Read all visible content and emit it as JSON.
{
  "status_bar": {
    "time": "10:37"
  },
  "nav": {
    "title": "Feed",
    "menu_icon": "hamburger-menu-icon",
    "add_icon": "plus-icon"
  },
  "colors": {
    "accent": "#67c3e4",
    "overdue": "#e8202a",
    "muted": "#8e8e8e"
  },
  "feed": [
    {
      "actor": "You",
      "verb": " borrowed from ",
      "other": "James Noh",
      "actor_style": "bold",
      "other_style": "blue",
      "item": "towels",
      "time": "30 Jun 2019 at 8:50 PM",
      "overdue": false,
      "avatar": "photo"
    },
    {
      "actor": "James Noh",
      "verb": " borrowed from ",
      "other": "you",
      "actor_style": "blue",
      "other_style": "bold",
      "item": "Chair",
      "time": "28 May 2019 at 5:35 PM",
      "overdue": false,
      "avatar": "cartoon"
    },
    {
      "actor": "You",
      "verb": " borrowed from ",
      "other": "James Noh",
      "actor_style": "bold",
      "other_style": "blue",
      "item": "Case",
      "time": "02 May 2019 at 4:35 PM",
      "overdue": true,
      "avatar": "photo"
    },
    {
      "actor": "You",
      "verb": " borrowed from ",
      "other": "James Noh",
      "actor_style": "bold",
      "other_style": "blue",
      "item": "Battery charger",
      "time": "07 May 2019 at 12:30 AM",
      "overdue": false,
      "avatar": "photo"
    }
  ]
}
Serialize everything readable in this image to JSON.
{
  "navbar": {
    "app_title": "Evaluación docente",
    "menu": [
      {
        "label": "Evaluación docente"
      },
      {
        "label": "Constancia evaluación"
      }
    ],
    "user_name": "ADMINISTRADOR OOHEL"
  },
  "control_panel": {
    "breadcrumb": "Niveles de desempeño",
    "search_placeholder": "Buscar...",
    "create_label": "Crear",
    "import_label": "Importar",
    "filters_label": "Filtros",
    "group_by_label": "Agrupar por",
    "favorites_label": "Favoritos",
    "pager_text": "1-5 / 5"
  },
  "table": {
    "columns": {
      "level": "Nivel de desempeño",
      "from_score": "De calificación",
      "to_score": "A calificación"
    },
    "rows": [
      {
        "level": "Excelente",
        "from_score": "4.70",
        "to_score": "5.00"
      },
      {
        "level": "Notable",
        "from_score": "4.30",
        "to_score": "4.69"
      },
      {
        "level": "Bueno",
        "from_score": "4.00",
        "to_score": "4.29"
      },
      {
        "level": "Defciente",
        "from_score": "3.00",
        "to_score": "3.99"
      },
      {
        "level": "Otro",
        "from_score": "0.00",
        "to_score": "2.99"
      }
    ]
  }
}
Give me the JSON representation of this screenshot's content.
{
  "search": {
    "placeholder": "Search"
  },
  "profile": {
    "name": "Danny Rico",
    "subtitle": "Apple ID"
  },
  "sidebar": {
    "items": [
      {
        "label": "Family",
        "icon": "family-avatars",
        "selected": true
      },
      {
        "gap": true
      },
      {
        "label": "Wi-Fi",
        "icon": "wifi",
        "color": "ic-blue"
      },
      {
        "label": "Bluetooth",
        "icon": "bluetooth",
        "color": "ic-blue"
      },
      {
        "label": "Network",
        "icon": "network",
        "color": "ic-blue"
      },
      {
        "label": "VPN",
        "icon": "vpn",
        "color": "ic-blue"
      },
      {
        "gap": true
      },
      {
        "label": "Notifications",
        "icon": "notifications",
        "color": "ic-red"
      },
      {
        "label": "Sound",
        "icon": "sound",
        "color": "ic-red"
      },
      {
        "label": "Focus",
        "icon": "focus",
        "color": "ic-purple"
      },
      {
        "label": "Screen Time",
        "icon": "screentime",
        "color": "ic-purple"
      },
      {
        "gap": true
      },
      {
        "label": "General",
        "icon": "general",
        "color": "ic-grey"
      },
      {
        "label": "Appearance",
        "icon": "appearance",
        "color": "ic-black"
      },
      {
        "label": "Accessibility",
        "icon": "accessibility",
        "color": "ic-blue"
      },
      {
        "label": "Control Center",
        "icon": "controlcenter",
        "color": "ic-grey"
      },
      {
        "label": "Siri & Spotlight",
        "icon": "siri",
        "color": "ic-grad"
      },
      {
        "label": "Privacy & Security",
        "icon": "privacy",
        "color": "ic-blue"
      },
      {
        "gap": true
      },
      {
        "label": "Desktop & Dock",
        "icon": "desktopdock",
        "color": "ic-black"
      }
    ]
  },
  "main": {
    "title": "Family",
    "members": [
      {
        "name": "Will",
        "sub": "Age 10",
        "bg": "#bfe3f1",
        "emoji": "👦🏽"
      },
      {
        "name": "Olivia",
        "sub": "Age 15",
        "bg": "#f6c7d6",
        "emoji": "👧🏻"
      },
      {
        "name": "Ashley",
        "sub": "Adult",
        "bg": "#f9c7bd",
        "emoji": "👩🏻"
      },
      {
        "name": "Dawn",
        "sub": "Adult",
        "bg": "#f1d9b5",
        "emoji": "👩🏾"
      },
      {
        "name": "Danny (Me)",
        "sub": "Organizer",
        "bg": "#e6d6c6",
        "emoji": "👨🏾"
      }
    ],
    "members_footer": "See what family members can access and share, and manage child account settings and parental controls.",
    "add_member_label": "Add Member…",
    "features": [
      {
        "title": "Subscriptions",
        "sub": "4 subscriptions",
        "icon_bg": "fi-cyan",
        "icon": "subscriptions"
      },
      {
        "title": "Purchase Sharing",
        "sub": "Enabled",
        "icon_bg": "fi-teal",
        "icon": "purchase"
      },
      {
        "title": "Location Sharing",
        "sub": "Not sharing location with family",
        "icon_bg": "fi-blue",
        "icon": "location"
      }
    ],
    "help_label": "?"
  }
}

**Task brief**:
From the material above, count the lines that include "members" and give only the total.

**Complete response**:
2